Dataset entries:
• • • • • • •

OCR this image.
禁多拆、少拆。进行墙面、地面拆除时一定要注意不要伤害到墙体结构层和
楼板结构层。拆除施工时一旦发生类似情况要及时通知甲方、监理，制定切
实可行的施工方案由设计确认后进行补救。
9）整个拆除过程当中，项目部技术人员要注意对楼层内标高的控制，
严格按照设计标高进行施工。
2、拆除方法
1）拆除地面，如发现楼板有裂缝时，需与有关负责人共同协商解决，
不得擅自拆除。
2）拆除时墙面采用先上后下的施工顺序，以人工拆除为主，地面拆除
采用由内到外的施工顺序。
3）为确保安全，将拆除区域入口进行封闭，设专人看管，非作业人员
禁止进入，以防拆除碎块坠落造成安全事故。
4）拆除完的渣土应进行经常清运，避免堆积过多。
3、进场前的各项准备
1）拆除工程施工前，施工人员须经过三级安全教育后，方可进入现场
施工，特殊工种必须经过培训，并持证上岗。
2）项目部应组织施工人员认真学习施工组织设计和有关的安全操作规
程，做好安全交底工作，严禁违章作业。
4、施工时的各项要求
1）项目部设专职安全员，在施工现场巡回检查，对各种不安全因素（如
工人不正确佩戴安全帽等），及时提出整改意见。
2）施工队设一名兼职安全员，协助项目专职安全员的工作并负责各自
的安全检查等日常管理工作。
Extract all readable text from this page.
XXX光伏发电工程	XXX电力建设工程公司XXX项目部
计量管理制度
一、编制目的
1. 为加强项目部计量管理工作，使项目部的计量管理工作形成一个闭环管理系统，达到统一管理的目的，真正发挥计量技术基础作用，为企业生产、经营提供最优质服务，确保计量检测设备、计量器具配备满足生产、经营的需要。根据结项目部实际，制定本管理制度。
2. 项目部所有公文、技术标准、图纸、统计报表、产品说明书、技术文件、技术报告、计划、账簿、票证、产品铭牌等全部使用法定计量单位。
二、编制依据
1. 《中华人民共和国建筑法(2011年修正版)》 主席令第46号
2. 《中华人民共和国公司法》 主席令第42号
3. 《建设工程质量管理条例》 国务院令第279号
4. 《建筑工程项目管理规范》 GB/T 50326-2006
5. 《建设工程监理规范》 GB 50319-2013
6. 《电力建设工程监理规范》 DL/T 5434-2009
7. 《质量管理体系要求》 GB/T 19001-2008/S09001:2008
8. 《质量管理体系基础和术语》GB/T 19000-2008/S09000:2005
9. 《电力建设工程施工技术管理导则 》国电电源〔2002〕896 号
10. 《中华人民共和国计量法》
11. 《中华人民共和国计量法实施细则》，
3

• • • • • • •

### DO THIS
Retype every record above exactly as it appears.

### WRITTEN SOLUTION
OCR this image.
禁多拆、少拆。进行墙面、地面拆除时一定要注意不要伤害到墙体结构层和
楼板结构层。拆除施工时一旦发生类似情况要及时通知甲方、监理，制定切
实可行的施工方案由设计确认后进行补救。
9）整个拆除过程当中，项目部技术人员要注意对楼层内标高的控制，
严格按照设计标高进行施工。
2、拆除方法
1）拆除地面，如发现楼板有裂缝时，需与有关负责人共同协商解决，
不得擅自拆除。
2）拆除时墙面采用先上后下的施工顺序，以人工拆除为主，地面拆除
采用由内到外的施工顺序。
3）为确保安全，将拆除区域入口进行封闭，设专人看管，非作业人员
禁止进入，以防拆除碎块坠落造成安全事故。
4）拆除完的渣土应进行经常清运，避免堆积过多。
3、进场前的各项准备
1）拆除工程施工前，施工人员须经过三级安全教育后，方可进入现场
施工，特殊工种必须经过培训，并持证上岗。
2）项目部应组织施工人员认真学习施工组织设计和有关的安全操作规
程，做好安全交底工作，严禁违章作业。
4、施工时的各项要求
1）项目部设专职安全员，在施工现场巡回检查，对各种不安全因素（如
工人不正确佩戴安全帽等），及时提出整改意见。
2）施工队设一名兼职安全员，协助项目专职安全员的工作并负责各自
的安全检查等日常管理工作。
Extract all readable text from this page.
XXX光伏发电工程	XXX电力建设工程公司XXX项目部
计量管理制度
一、编制目的
1. 为加强项目部计量管理工作，使项目部的计量管理工作形成一个闭环管理系统，达到统一管理的目的，真正发挥计量技术基础作用，为企业生产、经营提供最优质服务，确保计量检测设备、计量器具配备满足生产、经营的需要。根据结项目部实际，制定本管理制度。
2. 项目部所有公文、技术标准、图纸、统计报表、产品说明书、技术文件、技术报告、计划、账簿、票证、产品铭牌等全部使用法定计量单位。
二、编制依据
1. 《中华人民共和国建筑法(2011年修正版)》 主席令第46号
2. 《中华人民共和国公司法》 主席令第42号
3. 《建设工程质量管理条例》 国务院令第279号
4. 《建筑工程项目管理规范》 GB/T 50326-2006
5. 《建设工程监理规范》 GB 50319-2013
6. 《电力建设工程监理规范》 DL/T 5434-2009
7. 《质量管理体系要求》 GB/T 19001-2008/S09001:2008
8. 《质量管理体系基础和术语》GB/T 19000-2008/S09000:2005
9. 《电力建设工程施工技术管理导则 》国电电源〔2002〕896 号
10. 《中华人民共和国计量法》
11. 《中华人民共和国计量法实施细则》，
3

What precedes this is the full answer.